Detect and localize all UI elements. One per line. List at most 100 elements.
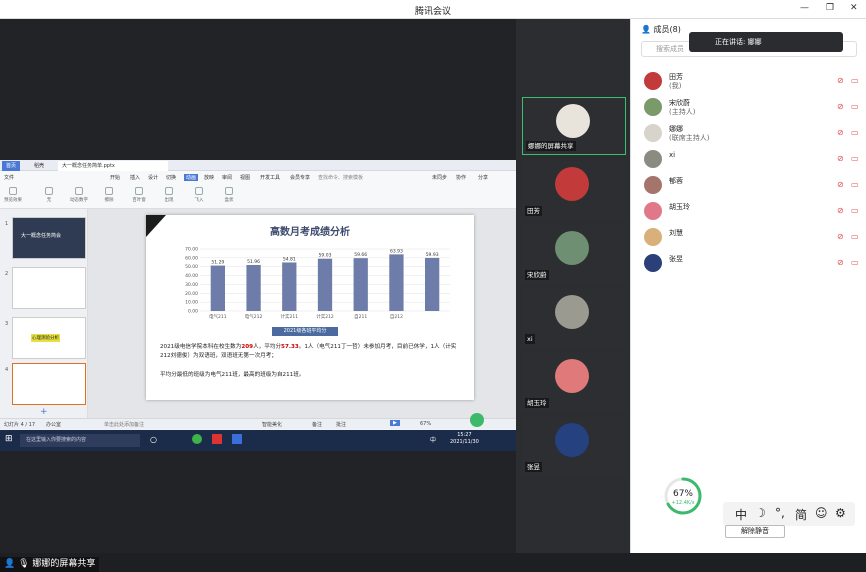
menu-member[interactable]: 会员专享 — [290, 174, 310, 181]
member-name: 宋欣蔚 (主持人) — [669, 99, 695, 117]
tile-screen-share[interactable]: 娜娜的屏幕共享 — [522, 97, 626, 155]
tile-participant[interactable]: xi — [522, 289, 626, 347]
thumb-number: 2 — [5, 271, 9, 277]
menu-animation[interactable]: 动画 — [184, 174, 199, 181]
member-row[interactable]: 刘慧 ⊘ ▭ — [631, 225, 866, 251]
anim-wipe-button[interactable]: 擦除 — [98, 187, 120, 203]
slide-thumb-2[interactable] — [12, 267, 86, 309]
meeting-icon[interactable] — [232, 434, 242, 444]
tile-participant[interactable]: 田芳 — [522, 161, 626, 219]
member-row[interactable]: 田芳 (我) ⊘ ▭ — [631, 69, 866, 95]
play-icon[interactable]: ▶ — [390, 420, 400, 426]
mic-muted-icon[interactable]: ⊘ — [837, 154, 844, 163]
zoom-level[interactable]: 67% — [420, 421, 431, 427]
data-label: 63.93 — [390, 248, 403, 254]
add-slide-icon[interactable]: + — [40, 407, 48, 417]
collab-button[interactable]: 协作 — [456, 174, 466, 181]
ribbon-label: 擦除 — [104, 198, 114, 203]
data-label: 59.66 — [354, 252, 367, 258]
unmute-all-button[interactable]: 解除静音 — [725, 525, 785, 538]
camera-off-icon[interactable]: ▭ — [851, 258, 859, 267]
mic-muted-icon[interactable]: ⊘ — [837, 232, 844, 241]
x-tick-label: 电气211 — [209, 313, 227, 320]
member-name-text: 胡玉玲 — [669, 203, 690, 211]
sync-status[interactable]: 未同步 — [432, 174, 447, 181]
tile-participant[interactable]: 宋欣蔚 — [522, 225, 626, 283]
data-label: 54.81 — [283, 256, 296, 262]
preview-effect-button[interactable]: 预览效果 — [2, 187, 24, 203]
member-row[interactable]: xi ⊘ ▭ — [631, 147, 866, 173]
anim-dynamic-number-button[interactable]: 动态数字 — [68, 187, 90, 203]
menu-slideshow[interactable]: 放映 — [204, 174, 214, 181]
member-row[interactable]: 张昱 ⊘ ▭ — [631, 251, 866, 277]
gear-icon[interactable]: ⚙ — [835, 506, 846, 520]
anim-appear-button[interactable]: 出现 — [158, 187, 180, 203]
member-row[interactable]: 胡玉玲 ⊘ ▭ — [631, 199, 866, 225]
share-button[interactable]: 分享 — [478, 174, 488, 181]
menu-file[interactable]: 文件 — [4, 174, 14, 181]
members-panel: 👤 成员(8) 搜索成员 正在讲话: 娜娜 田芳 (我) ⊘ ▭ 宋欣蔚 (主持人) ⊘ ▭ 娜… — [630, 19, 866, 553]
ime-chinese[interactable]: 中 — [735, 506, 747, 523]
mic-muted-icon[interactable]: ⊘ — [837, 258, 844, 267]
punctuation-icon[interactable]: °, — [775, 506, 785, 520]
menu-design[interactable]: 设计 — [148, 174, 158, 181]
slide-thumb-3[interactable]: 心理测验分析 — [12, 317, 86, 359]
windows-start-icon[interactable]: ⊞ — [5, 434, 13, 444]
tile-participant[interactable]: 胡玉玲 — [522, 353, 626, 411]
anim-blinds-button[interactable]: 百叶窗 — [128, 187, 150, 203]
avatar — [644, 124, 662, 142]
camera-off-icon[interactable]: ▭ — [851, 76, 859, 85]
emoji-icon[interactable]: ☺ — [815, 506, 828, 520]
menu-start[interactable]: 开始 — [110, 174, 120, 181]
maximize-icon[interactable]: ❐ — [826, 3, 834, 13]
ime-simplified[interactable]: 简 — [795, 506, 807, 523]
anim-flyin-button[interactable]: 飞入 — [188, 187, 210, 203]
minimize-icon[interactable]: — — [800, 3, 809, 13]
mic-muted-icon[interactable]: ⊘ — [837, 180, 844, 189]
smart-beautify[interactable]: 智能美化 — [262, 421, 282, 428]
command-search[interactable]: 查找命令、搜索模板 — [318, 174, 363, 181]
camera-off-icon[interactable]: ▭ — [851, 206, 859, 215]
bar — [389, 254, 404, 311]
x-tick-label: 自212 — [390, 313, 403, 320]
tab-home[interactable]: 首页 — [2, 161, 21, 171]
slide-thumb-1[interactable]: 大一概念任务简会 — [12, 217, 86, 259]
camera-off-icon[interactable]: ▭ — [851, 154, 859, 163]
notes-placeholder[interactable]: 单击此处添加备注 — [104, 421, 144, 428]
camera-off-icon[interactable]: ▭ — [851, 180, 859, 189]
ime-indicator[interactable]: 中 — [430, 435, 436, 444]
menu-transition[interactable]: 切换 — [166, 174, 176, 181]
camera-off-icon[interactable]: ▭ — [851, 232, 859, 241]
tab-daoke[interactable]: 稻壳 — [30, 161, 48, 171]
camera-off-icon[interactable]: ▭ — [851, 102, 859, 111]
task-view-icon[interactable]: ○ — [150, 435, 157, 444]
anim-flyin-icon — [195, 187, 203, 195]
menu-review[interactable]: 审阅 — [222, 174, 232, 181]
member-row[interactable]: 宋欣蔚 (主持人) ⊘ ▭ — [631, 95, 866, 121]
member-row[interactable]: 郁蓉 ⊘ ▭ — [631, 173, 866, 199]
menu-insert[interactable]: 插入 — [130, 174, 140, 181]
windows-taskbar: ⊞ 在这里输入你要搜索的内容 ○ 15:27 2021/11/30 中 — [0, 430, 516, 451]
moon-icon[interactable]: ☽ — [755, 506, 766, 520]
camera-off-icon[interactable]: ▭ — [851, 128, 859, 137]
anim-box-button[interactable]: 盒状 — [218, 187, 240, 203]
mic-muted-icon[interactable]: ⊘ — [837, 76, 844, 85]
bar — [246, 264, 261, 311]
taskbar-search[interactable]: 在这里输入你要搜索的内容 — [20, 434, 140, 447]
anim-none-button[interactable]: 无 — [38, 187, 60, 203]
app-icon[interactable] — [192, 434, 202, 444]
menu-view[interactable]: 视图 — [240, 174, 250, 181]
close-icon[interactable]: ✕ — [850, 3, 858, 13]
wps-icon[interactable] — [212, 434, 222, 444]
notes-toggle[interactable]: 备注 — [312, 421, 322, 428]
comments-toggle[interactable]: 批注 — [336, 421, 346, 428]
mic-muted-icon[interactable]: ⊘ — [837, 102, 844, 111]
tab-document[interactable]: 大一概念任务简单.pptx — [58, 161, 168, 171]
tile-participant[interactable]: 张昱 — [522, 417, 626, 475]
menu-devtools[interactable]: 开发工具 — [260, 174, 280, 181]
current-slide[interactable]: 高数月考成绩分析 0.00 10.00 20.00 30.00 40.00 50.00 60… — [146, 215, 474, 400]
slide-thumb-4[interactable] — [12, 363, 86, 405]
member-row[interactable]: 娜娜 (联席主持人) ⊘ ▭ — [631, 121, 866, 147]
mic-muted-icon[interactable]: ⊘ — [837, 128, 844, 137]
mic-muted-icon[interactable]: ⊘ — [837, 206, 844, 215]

...

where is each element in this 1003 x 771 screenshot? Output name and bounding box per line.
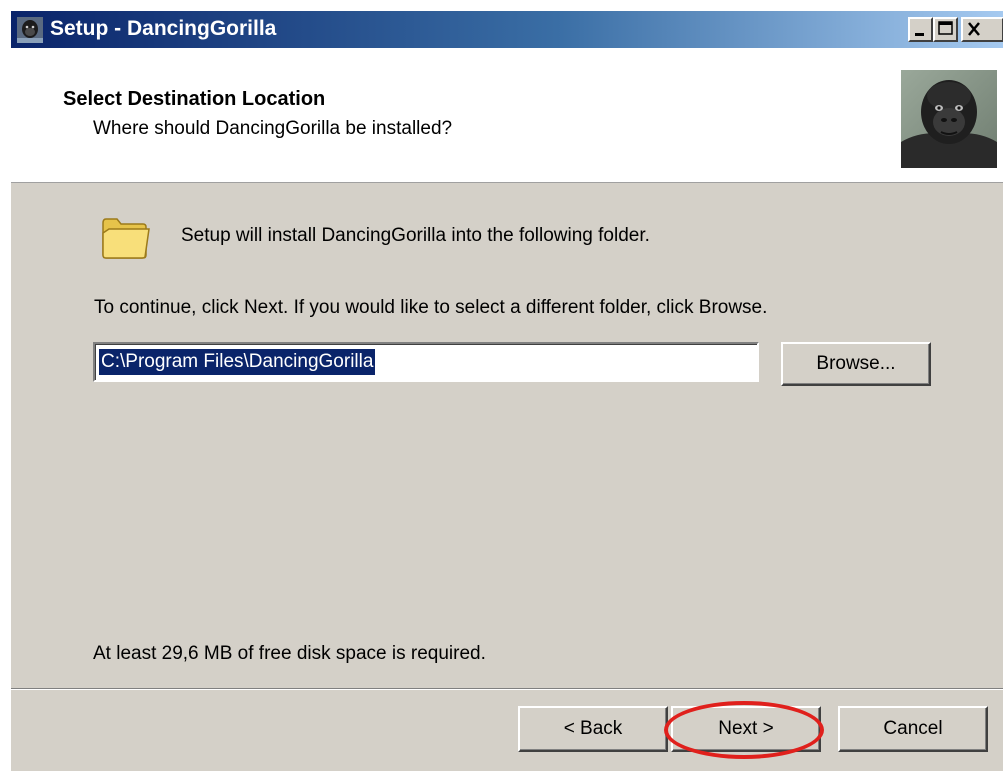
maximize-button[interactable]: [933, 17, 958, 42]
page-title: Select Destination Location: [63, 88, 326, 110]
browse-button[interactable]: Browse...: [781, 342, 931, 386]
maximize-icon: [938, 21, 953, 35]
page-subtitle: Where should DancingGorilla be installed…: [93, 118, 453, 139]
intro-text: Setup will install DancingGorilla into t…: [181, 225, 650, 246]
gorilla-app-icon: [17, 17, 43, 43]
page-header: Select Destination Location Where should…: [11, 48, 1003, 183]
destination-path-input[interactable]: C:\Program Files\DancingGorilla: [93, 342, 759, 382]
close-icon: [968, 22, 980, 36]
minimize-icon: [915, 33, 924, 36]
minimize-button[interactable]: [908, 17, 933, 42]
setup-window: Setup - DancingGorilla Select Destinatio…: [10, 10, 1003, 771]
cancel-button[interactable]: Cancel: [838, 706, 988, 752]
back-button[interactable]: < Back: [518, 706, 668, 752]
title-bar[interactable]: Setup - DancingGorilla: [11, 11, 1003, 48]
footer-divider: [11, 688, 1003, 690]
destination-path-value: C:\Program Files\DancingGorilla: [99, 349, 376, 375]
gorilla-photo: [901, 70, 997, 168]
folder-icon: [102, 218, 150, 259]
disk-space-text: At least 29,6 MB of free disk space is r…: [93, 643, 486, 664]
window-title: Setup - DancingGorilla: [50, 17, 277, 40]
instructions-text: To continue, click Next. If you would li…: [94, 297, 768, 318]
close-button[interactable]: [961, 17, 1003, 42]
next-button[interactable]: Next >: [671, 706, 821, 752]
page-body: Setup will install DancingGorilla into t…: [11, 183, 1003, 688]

...

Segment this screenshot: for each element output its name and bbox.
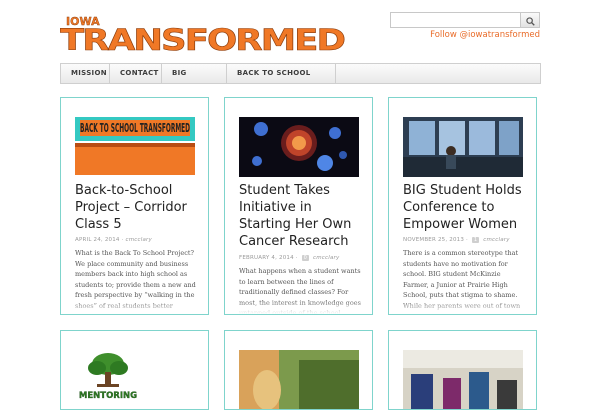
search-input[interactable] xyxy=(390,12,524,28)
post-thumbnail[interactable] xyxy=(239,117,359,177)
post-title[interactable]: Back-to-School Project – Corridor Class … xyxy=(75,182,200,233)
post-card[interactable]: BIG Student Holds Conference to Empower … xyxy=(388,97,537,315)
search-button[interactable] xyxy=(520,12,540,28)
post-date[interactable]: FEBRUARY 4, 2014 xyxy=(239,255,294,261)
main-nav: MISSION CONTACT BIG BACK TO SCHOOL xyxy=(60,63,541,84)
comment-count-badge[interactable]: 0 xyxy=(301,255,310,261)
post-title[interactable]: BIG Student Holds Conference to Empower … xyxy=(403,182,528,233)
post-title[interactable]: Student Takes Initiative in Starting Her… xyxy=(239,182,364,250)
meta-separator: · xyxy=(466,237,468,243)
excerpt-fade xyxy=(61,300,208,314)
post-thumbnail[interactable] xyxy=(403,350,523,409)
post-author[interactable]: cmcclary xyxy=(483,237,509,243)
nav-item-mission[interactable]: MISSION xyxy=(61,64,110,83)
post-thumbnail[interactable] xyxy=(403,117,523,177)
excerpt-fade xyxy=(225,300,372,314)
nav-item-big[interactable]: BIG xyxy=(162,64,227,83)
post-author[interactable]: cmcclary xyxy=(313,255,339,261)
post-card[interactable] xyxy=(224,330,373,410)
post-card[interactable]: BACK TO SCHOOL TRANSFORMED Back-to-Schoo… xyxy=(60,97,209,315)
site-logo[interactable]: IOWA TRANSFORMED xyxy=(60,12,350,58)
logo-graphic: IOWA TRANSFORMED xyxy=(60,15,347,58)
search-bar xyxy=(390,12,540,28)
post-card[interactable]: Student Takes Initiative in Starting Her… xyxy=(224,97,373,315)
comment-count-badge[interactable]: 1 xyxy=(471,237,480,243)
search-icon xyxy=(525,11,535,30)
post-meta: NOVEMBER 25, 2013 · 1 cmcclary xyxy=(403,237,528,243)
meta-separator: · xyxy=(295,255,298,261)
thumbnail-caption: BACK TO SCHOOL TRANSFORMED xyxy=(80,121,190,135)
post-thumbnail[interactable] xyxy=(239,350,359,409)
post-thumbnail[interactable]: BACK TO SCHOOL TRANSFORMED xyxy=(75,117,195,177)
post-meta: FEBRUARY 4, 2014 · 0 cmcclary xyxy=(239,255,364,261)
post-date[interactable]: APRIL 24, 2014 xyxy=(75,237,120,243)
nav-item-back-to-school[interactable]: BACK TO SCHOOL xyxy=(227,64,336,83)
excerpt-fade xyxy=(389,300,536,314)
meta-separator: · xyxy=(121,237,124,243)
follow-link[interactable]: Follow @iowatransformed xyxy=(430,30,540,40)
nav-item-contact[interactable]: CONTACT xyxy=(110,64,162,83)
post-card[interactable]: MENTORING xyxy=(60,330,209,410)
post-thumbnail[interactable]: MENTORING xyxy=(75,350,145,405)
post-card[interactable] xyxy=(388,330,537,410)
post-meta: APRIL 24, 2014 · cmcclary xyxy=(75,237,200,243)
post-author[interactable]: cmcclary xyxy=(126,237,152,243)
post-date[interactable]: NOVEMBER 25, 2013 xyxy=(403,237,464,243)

#### Problem description:
Copy out verbatim the entries from the line with "search-input[interactable] xyxy=(390,12,524,28)" up to and including the line with "meta-separator: · xyxy=(121,237,124,243)".

#### Expected answer:
search-input[interactable] xyxy=(390,12,524,28)
post-thumbnail[interactable] xyxy=(239,117,359,177)
post-title[interactable]: Back-to-School Project – Corridor Class … xyxy=(75,182,200,233)
post-card[interactable]: BIG Student Holds Conference to Empower … xyxy=(388,97,537,315)
search-button[interactable] xyxy=(520,12,540,28)
post-date[interactable]: FEBRUARY 4, 2014 xyxy=(239,255,294,261)
main-nav: MISSION CONTACT BIG BACK TO SCHOOL xyxy=(60,63,541,84)
comment-count-badge[interactable]: 0 xyxy=(301,255,310,261)
post-title[interactable]: BIG Student Holds Conference to Empower … xyxy=(403,182,528,233)
post-title[interactable]: Student Takes Initiative in Starting Her… xyxy=(239,182,364,250)
meta-separator: · xyxy=(466,237,468,243)
excerpt-fade xyxy=(61,300,208,314)
post-thumbnail[interactable] xyxy=(403,350,523,409)
post-author[interactable]: cmcclary xyxy=(483,237,509,243)
nav-item-mission[interactable]: MISSION xyxy=(61,64,110,83)
post-thumbnail[interactable] xyxy=(403,117,523,177)
excerpt-fade xyxy=(225,300,372,314)
nav-item-big[interactable]: BIG xyxy=(162,64,227,83)
post-author[interactable]: cmcclary xyxy=(313,255,339,261)
post-card[interactable] xyxy=(224,330,373,410)
post-card[interactable]: BACK TO SCHOOL TRANSFORMED Back-to-Schoo… xyxy=(60,97,209,315)
site-logo[interactable]: IOWA TRANSFORMED xyxy=(60,12,350,58)
logo-graphic: IOWA TRANSFORMED xyxy=(60,15,347,58)
search-bar xyxy=(390,12,540,28)
post-card[interactable]: Student Takes Initiative in Starting Her… xyxy=(224,97,373,315)
comment-count-badge[interactable]: 1 xyxy=(471,237,480,243)
search-icon xyxy=(525,11,535,30)
post-meta: NOVEMBER 25, 2013 · 1 cmcclary xyxy=(403,237,528,243)
meta-separator: · xyxy=(295,255,298,261)
thumbnail-caption: BACK TO SCHOOL TRANSFORMED xyxy=(80,121,190,135)
post-thumbnail[interactable] xyxy=(239,350,359,409)
post-thumbnail[interactable]: BACK TO SCHOOL TRANSFORMED xyxy=(75,117,195,177)
post-meta: FEBRUARY 4, 2014 · 0 cmcclary xyxy=(239,255,364,261)
post-date[interactable]: APRIL 24, 2014 xyxy=(75,237,120,243)
nav-item-back-to-school[interactable]: BACK TO SCHOOL xyxy=(227,64,336,83)
excerpt-fade xyxy=(389,300,536,314)
meta-separator: · xyxy=(121,237,124,243)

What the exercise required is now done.